WHAT NEEDS TO BE DONE =
Each entry has to be copied exactly, with nothing missed.

INFORMATION GIVEN =
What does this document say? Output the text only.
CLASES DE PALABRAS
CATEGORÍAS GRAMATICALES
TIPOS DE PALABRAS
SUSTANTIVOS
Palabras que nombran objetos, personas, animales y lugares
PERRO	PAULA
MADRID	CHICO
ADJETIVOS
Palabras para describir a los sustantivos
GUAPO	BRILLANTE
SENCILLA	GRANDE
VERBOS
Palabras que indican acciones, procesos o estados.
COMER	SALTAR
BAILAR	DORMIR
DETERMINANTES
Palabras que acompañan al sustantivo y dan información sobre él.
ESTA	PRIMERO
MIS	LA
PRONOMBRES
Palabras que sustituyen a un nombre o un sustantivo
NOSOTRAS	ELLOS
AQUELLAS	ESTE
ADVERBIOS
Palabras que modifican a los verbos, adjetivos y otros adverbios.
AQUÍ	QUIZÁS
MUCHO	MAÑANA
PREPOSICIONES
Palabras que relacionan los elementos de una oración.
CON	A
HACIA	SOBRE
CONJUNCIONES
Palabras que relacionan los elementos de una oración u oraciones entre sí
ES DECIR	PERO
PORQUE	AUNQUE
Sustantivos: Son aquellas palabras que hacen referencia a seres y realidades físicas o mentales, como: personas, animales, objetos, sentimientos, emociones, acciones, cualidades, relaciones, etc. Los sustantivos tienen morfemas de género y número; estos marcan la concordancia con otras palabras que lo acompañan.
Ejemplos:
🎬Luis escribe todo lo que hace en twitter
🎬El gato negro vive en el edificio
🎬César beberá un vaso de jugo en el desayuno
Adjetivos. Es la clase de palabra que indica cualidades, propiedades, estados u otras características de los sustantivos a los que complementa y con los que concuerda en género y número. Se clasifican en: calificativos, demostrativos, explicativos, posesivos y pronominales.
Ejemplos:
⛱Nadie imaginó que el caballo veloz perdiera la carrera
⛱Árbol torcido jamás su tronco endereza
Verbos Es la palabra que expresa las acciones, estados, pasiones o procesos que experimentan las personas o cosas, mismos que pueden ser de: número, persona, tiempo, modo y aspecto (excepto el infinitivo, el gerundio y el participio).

RESULT =
What does this document say? Output the text only.
CLASES DE PALABRAS
CATEGORÍAS GRAMATICALES
TIPOS DE PALABRAS
SUSTANTIVOS
Palabras que nombran objetos, personas, animales y lugares
PERRO	PAULA
MADRID	CHICO
ADJETIVOS
Palabras para describir a los sustantivos
GUAPO	BRILLANTE
SENCILLA	GRANDE
VERBOS
Palabras que indican acciones, procesos o estados.
COMER	SALTAR
BAILAR	DORMIR
DETERMINANTES
Palabras que acompañan al sustantivo y dan información sobre él.
ESTA	PRIMERO
MIS	LA
PRONOMBRES
Palabras que sustituyen a un nombre o un sustantivo
NOSOTRAS	ELLOS
AQUELLAS	ESTE
ADVERBIOS
Palabras que modifican a los verbos, adjetivos y otros adverbios.
AQUÍ	QUIZÁS
MUCHO	MAÑANA
PREPOSICIONES
Palabras que relacionan los elementos de una oración.
CON	A
HACIA	SOBRE
CONJUNCIONES
Palabras que relacionan los elementos de una oración u oraciones entre sí
ES DECIR	PERO
PORQUE	AUNQUE
Sustantivos: Son aquellas palabras que hacen referencia a seres y realidades físicas o mentales, como: personas, animales, objetos, sentimientos, emociones, acciones, cualidades, relaciones, etc. Los sustantivos tienen morfemas de género y número; estos marcan la concordancia con otras palabras que lo acompañan.
Ejemplos:
🎬Luis escribe todo lo que hace en twitter
🎬El gato negro vive en el edificio
🎬César beberá un vaso de jugo en el desayuno
Adjetivos. Es la clase de palabra que indica cualidades, propiedades, estados u otras características de los sustantivos a los que complementa y con los que concuerda en género y número. Se clasifican en: calificativos, demostrativos, explicativos, posesivos y pronominales.
Ejemplos:
⛱Nadie imaginó que el caballo veloz perdiera la carrera
⛱Árbol torcido jamás su tronco endereza
Verbos Es la palabra que expresa las acciones, estados, pasiones o procesos que experimentan las personas o cosas, mismos que pueden ser de: número, persona, tiempo, modo y aspecto (excepto el infinitivo, el gerundio y el participio).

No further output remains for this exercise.